[Dataset rows about figures]
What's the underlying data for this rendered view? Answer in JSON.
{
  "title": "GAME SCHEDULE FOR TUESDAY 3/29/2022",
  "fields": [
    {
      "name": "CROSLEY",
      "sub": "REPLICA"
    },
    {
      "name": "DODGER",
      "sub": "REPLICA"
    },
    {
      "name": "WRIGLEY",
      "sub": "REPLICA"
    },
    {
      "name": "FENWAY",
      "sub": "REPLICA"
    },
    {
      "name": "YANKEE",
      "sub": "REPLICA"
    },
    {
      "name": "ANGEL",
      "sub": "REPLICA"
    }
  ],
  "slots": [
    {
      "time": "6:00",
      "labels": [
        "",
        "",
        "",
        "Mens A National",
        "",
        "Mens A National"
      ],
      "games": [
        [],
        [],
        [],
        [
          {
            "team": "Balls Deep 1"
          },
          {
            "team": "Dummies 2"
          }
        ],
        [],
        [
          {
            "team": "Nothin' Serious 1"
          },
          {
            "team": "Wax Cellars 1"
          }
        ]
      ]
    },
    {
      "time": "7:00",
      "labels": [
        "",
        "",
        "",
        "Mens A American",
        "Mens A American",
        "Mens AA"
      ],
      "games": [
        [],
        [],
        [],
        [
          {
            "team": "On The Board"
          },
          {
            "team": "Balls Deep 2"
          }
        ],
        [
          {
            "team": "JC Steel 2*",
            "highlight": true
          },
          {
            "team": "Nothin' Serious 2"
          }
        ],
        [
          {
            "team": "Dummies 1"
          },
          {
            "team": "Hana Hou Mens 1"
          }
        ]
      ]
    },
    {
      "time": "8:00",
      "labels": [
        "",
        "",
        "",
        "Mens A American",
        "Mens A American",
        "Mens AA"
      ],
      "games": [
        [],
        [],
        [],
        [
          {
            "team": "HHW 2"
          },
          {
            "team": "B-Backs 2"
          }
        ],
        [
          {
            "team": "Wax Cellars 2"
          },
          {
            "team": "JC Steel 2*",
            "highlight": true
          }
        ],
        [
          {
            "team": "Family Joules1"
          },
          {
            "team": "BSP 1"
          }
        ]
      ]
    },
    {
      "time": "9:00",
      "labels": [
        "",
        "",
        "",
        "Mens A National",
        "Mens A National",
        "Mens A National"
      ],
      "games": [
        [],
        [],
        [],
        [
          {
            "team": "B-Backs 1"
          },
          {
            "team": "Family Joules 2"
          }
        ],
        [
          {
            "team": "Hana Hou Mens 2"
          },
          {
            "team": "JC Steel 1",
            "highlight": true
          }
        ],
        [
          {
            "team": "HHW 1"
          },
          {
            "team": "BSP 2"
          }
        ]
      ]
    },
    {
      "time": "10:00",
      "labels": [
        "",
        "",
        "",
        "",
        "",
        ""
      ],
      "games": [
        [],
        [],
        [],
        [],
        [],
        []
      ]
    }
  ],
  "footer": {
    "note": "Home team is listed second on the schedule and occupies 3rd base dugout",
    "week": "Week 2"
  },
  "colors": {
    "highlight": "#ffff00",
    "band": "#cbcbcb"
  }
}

** SHORT TASK **
All of the data needs to be reproduced exactly, with no line missing.

** TASK OUTPUT **
What's the underlying data for this rendered view? Answer in JSON.
{
  "title": "GAME SCHEDULE FOR TUESDAY 3/29/2022",
  "fields": [
    {
      "name": "CROSLEY",
      "sub": "REPLICA"
    },
    {
      "name": "DODGER",
      "sub": "REPLICA"
    },
    {
      "name": "WRIGLEY",
      "sub": "REPLICA"
    },
    {
      "name": "FENWAY",
      "sub": "REPLICA"
    },
    {
      "name": "YANKEE",
      "sub": "REPLICA"
    },
    {
      "name": "ANGEL",
      "sub": "REPLICA"
    }
  ],
  "slots": [
    {
      "time": "6:00",
      "labels": [
        "",
        "",
        "",
        "Mens A National",
        "",
        "Mens A National"
      ],
      "games": [
        [],
        [],
        [],
        [
          {
            "team": "Balls Deep 1"
          },
          {
            "team": "Dummies 2"
          }
        ],
        [],
        [
          {
            "team": "Nothin' Serious 1"
          },
          {
            "team": "Wax Cellars 1"
          }
        ]
      ]
    },
    {
      "time": "7:00",
      "labels": [
        "",
        "",
        "",
        "Mens A American",
        "Mens A American",
        "Mens AA"
      ],
      "games": [
        [],
        [],
        [],
        [
          {
            "team": "On The Board"
          },
          {
            "team": "Balls Deep 2"
          }
        ],
        [
          {
            "team": "JC Steel 2*",
            "highlight": true
          },
          {
            "team": "Nothin' Serious 2"
          }
        ],
        [
          {
            "team": "Dummies 1"
          },
          {
            "team": "Hana Hou Mens 1"
          }
        ]
      ]
    },
    {
      "time": "8:00",
      "labels": [
        "",
        "",
        "",
        "Mens A American",
        "Mens A American",
        "Mens AA"
      ],
      "games": [
        [],
        [],
        [],
        [
          {
            "team": "HHW 2"
          },
          {
            "team": "B-Backs 2"
          }
        ],
        [
          {
            "team": "Wax Cellars 2"
          },
          {
            "team": "JC Steel 2*",
            "highlight": true
          }
        ],
        [
          {
            "team": "Family Joules1"
          },
          {
            "team": "BSP 1"
          }
        ]
      ]
    },
    {
      "time": "9:00",
      "labels": [
        "",
        "",
        "",
        "Mens A National",
        "Mens A National",
        "Mens A National"
      ],
      "games": [
        [],
        [],
        [],
        [
          {
            "team": "B-Backs 1"
          },
          {
            "team": "Family Joules 2"
          }
        ],
        [
          {
            "team": "Hana Hou Mens 2"
          },
          {
            "team": "JC Steel 1",
            "highlight": true
          }
        ],
        [
          {
            "team": "HHW 1"
          },
          {
            "team": "BSP 2"
          }
        ]
      ]
    },
    {
      "time": "10:00",
      "labels": [
        "",
        "",
        "",
        "",
        "",
        ""
      ],
      "games": [
        [],
        [],
        [],
        [],
        [],
        []
      ]
    }
  ],
  "footer": {
    "note": "Home team is listed second on the schedule and occupies 3rd base dugout",
    "week": "Week 2"
  },
  "colors": {
    "highlight": "#ffff00",
    "band": "#cbcbcb"
  }
}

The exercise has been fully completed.